-- Begin Data shown --

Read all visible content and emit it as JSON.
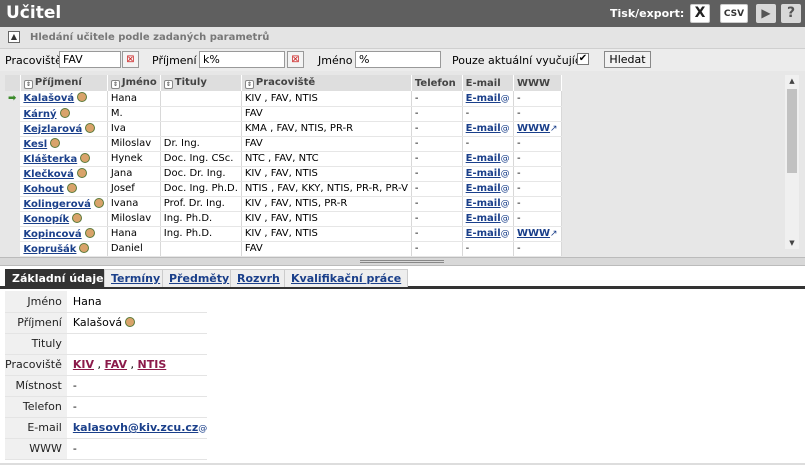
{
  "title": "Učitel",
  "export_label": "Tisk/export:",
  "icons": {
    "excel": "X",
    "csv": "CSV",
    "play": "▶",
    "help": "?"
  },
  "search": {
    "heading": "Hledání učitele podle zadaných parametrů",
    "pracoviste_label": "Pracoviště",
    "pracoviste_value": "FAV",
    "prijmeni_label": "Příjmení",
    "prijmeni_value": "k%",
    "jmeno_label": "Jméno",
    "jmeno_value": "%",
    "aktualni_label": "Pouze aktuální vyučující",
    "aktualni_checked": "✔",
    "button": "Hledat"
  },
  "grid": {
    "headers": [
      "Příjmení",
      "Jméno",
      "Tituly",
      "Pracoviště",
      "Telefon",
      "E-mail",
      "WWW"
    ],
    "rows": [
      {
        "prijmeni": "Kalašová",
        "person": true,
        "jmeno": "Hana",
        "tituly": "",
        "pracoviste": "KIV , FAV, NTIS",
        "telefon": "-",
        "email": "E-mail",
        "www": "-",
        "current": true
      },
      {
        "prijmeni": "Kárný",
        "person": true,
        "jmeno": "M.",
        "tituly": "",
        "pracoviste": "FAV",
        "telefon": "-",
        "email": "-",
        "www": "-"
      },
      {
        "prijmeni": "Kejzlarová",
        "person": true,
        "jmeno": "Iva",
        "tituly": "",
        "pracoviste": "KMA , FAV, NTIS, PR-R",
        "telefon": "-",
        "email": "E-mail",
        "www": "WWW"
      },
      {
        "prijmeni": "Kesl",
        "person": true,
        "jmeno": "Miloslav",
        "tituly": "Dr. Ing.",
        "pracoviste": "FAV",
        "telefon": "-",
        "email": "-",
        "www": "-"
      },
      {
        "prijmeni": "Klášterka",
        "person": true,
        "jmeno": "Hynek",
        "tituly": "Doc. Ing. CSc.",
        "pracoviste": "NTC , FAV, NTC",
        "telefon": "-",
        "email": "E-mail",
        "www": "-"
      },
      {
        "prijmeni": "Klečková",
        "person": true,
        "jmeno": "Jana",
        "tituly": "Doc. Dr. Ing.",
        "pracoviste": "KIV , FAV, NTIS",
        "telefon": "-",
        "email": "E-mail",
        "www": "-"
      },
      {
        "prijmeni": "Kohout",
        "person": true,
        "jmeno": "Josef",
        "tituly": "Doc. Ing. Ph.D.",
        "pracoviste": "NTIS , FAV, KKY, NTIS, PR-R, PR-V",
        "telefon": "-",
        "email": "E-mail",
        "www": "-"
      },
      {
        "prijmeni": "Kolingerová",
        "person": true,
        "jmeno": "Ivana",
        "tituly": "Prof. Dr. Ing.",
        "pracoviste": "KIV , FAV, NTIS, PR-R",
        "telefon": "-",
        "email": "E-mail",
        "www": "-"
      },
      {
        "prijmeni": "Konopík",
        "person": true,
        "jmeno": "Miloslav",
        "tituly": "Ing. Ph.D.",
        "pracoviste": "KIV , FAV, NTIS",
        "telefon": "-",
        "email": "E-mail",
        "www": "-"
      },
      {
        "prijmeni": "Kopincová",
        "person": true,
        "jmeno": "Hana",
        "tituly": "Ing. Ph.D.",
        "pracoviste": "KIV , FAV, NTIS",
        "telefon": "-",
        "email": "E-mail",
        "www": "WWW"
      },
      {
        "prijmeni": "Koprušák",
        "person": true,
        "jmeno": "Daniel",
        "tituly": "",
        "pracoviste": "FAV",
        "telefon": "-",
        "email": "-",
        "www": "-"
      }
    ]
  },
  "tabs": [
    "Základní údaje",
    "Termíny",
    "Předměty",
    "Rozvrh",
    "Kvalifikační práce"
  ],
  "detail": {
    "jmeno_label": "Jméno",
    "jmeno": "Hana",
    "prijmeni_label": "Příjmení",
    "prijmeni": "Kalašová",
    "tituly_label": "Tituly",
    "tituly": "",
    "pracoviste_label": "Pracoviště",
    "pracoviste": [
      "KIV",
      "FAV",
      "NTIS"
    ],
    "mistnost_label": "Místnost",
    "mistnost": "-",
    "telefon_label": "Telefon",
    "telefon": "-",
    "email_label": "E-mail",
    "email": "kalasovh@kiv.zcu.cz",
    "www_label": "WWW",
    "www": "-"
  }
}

-- End Data shown --

Task =>
Quote the full listing above word for word; exclude every picture from the copy.

Answer below =>
Read all visible content and emit it as JSON.
{
  "title": "Učitel",
  "export_label": "Tisk/export:",
  "icons": {
    "excel": "X",
    "csv": "CSV",
    "play": "▶",
    "help": "?"
  },
  "search": {
    "heading": "Hledání učitele podle zadaných parametrů",
    "pracoviste_label": "Pracoviště",
    "pracoviste_value": "FAV",
    "prijmeni_label": "Příjmení",
    "prijmeni_value": "k%",
    "jmeno_label": "Jméno",
    "jmeno_value": "%",
    "aktualni_label": "Pouze aktuální vyučující",
    "aktualni_checked": "✔",
    "button": "Hledat"
  },
  "grid": {
    "headers": [
      "Příjmení",
      "Jméno",
      "Tituly",
      "Pracoviště",
      "Telefon",
      "E-mail",
      "WWW"
    ],
    "rows": [
      {
        "prijmeni": "Kalašová",
        "person": true,
        "jmeno": "Hana",
        "tituly": "",
        "pracoviste": "KIV , FAV, NTIS",
        "telefon": "-",
        "email": "E-mail",
        "www": "-",
        "current": true
      },
      {
        "prijmeni": "Kárný",
        "person": true,
        "jmeno": "M.",
        "tituly": "",
        "pracoviste": "FAV",
        "telefon": "-",
        "email": "-",
        "www": "-"
      },
      {
        "prijmeni": "Kejzlarová",
        "person": true,
        "jmeno": "Iva",
        "tituly": "",
        "pracoviste": "KMA , FAV, NTIS, PR-R",
        "telefon": "-",
        "email": "E-mail",
        "www": "WWW"
      },
      {
        "prijmeni": "Kesl",
        "person": true,
        "jmeno": "Miloslav",
        "tituly": "Dr. Ing.",
        "pracoviste": "FAV",
        "telefon": "-",
        "email": "-",
        "www": "-"
      },
      {
        "prijmeni": "Klášterka",
        "person": true,
        "jmeno": "Hynek",
        "tituly": "Doc. Ing. CSc.",
        "pracoviste": "NTC , FAV, NTC",
        "telefon": "-",
        "email": "E-mail",
        "www": "-"
      },
      {
        "prijmeni": "Klečková",
        "person": true,
        "jmeno": "Jana",
        "tituly": "Doc. Dr. Ing.",
        "pracoviste": "KIV , FAV, NTIS",
        "telefon": "-",
        "email": "E-mail",
        "www": "-"
      },
      {
        "prijmeni": "Kohout",
        "person": true,
        "jmeno": "Josef",
        "tituly": "Doc. Ing. Ph.D.",
        "pracoviste": "NTIS , FAV, KKY, NTIS, PR-R, PR-V",
        "telefon": "-",
        "email": "E-mail",
        "www": "-"
      },
      {
        "prijmeni": "Kolingerová",
        "person": true,
        "jmeno": "Ivana",
        "tituly": "Prof. Dr. Ing.",
        "pracoviste": "KIV , FAV, NTIS, PR-R",
        "telefon": "-",
        "email": "E-mail",
        "www": "-"
      },
      {
        "prijmeni": "Konopík",
        "person": true,
        "jmeno": "Miloslav",
        "tituly": "Ing. Ph.D.",
        "pracoviste": "KIV , FAV, NTIS",
        "telefon": "-",
        "email": "E-mail",
        "www": "-"
      },
      {
        "prijmeni": "Kopincová",
        "person": true,
        "jmeno": "Hana",
        "tituly": "Ing. Ph.D.",
        "pracoviste": "KIV , FAV, NTIS",
        "telefon": "-",
        "email": "E-mail",
        "www": "WWW"
      },
      {
        "prijmeni": "Koprušák",
        "person": true,
        "jmeno": "Daniel",
        "tituly": "",
        "pracoviste": "FAV",
        "telefon": "-",
        "email": "-",
        "www": "-"
      }
    ]
  },
  "tabs": [
    "Základní údaje",
    "Termíny",
    "Předměty",
    "Rozvrh",
    "Kvalifikační práce"
  ],
  "detail": {
    "jmeno_label": "Jméno",
    "jmeno": "Hana",
    "prijmeni_label": "Příjmení",
    "prijmeni": "Kalašová",
    "tituly_label": "Tituly",
    "tituly": "",
    "pracoviste_label": "Pracoviště",
    "pracoviste": [
      "KIV",
      "FAV",
      "NTIS"
    ],
    "mistnost_label": "Místnost",
    "mistnost": "-",
    "telefon_label": "Telefon",
    "telefon": "-",
    "email_label": "E-mail",
    "email": "kalasovh@kiv.zcu.cz",
    "www_label": "WWW",
    "www": "-"
  }
}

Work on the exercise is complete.